# start of Records for this exercise

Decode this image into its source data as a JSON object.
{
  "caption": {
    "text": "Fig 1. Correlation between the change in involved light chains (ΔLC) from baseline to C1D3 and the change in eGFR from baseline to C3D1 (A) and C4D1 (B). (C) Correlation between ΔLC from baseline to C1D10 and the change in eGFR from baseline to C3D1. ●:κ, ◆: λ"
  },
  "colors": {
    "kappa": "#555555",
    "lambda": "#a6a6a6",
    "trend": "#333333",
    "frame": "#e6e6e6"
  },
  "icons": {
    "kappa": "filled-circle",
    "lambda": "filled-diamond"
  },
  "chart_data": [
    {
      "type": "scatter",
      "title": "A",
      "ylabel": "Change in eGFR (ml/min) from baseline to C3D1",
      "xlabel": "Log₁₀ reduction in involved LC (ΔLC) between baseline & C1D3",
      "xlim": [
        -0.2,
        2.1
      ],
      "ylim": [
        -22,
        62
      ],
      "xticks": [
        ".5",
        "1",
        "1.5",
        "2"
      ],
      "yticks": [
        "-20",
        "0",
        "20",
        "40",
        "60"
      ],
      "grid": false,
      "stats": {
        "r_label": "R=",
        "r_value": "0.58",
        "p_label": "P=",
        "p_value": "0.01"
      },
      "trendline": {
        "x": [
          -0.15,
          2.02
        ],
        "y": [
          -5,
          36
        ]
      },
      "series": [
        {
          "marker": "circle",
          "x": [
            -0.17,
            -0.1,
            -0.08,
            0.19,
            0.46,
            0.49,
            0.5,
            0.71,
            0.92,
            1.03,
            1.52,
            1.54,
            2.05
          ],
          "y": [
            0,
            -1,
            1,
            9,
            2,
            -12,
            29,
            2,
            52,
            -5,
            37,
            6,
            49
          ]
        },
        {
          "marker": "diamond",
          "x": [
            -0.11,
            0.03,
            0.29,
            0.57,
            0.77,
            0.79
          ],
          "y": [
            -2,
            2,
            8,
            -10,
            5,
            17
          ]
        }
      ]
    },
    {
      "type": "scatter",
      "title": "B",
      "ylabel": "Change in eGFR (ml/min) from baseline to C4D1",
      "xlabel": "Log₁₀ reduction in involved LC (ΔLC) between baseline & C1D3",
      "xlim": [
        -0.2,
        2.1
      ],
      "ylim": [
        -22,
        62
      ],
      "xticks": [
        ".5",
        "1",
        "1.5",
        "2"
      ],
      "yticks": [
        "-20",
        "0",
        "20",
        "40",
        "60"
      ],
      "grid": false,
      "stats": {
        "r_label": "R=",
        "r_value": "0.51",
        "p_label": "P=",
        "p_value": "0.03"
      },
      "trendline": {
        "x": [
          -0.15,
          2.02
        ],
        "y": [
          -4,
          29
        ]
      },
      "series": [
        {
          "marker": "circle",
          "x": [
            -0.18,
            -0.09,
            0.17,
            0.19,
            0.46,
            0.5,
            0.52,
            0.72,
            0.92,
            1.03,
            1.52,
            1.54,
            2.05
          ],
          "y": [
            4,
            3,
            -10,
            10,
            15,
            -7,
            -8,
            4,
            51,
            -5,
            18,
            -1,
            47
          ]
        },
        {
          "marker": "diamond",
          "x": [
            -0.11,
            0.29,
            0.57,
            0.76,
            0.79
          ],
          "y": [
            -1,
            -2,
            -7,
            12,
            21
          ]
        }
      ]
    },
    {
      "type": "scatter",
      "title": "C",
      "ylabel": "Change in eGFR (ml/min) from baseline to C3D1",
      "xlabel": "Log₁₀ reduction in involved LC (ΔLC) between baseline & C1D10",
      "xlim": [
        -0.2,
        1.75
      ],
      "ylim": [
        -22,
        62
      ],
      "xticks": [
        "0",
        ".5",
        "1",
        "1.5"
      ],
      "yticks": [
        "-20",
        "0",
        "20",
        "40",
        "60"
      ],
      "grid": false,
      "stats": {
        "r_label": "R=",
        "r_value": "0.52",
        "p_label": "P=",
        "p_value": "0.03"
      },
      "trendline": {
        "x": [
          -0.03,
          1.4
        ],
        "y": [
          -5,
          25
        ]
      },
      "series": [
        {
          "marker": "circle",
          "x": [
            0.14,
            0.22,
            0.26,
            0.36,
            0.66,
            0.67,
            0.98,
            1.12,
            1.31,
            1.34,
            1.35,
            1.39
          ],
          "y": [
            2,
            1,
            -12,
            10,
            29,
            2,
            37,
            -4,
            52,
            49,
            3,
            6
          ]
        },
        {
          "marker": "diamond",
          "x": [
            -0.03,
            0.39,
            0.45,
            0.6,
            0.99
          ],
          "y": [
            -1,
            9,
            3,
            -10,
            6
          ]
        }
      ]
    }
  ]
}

# end of Records for this exercise

■ Requirements: Repeat all of the records above exactly as written.

■ Result of the exercise:
Decode this image into its source data as a JSON object.
{
  "caption": {
    "text": "Fig 1. Correlation between the change in involved light chains (ΔLC) from baseline to C1D3 and the change in eGFR from baseline to C3D1 (A) and C4D1 (B). (C) Correlation between ΔLC from baseline to C1D10 and the change in eGFR from baseline to C3D1. ●:κ, ◆: λ"
  },
  "colors": {
    "kappa": "#555555",
    "lambda": "#a6a6a6",
    "trend": "#333333",
    "frame": "#e6e6e6"
  },
  "icons": {
    "kappa": "filled-circle",
    "lambda": "filled-diamond"
  },
  "chart_data": [
    {
      "type": "scatter",
      "title": "A",
      "ylabel": "Change in eGFR (ml/min) from baseline to C3D1",
      "xlabel": "Log₁₀ reduction in involved LC (ΔLC) between baseline & C1D3",
      "xlim": [
        -0.2,
        2.1
      ],
      "ylim": [
        -22,
        62
      ],
      "xticks": [
        ".5",
        "1",
        "1.5",
        "2"
      ],
      "yticks": [
        "-20",
        "0",
        "20",
        "40",
        "60"
      ],
      "grid": false,
      "stats": {
        "r_label": "R=",
        "r_value": "0.58",
        "p_label": "P=",
        "p_value": "0.01"
      },
      "trendline": {
        "x": [
          -0.15,
          2.02
        ],
        "y": [
          -5,
          36
        ]
      },
      "series": [
        {
          "marker": "circle",
          "x": [
            -0.17,
            -0.1,
            -0.08,
            0.19,
            0.46,
            0.49,
            0.5,
            0.71,
            0.92,
            1.03,
            1.52,
            1.54,
            2.05
          ],
          "y": [
            0,
            -1,
            1,
            9,
            2,
            -12,
            29,
            2,
            52,
            -5,
            37,
            6,
            49
          ]
        },
        {
          "marker": "diamond",
          "x": [
            -0.11,
            0.03,
            0.29,
            0.57,
            0.77,
            0.79
          ],
          "y": [
            -2,
            2,
            8,
            -10,
            5,
            17
          ]
        }
      ]
    },
    {
      "type": "scatter",
      "title": "B",
      "ylabel": "Change in eGFR (ml/min) from baseline to C4D1",
      "xlabel": "Log₁₀ reduction in involved LC (ΔLC) between baseline & C1D3",
      "xlim": [
        -0.2,
        2.1
      ],
      "ylim": [
        -22,
        62
      ],
      "xticks": [
        ".5",
        "1",
        "1.5",
        "2"
      ],
      "yticks": [
        "-20",
        "0",
        "20",
        "40",
        "60"
      ],
      "grid": false,
      "stats": {
        "r_label": "R=",
        "r_value": "0.51",
        "p_label": "P=",
        "p_value": "0.03"
      },
      "trendline": {
        "x": [
          -0.15,
          2.02
        ],
        "y": [
          -4,
          29
        ]
      },
      "series": [
        {
          "marker": "circle",
          "x": [
            -0.18,
            -0.09,
            0.17,
            0.19,
            0.46,
            0.5,
            0.52,
            0.72,
            0.92,
            1.03,
            1.52,
            1.54,
            2.05
          ],
          "y": [
            4,
            3,
            -10,
            10,
            15,
            -7,
            -8,
            4,
            51,
            -5,
            18,
            -1,
            47
          ]
        },
        {
          "marker": "diamond",
          "x": [
            -0.11,
            0.29,
            0.57,
            0.76,
            0.79
          ],
          "y": [
            -1,
            -2,
            -7,
            12,
            21
          ]
        }
      ]
    },
    {
      "type": "scatter",
      "title": "C",
      "ylabel": "Change in eGFR (ml/min) from baseline to C3D1",
      "xlabel": "Log₁₀ reduction in involved LC (ΔLC) between baseline & C1D10",
      "xlim": [
        -0.2,
        1.75
      ],
      "ylim": [
        -22,
        62
      ],
      "xticks": [
        "0",
        ".5",
        "1",
        "1.5"
      ],
      "yticks": [
        "-20",
        "0",
        "20",
        "40",
        "60"
      ],
      "grid": false,
      "stats": {
        "r_label": "R=",
        "r_value": "0.52",
        "p_label": "P=",
        "p_value": "0.03"
      },
      "trendline": {
        "x": [
          -0.03,
          1.4
        ],
        "y": [
          -5,
          25
        ]
      },
      "series": [
        {
          "marker": "circle",
          "x": [
            0.14,
            0.22,
            0.26,
            0.36,
            0.66,
            0.67,
            0.98,
            1.12,
            1.31,
            1.34,
            1.35,
            1.39
          ],
          "y": [
            2,
            1,
            -12,
            10,
            29,
            2,
            37,
            -4,
            52,
            49,
            3,
            6
          ]
        },
        {
          "marker": "diamond",
          "x": [
            -0.03,
            0.39,
            0.45,
            0.6,
            0.99
          ],
          "y": [
            -1,
            9,
            3,
            -10,
            6
          ]
        }
      ]
    }
  ]
}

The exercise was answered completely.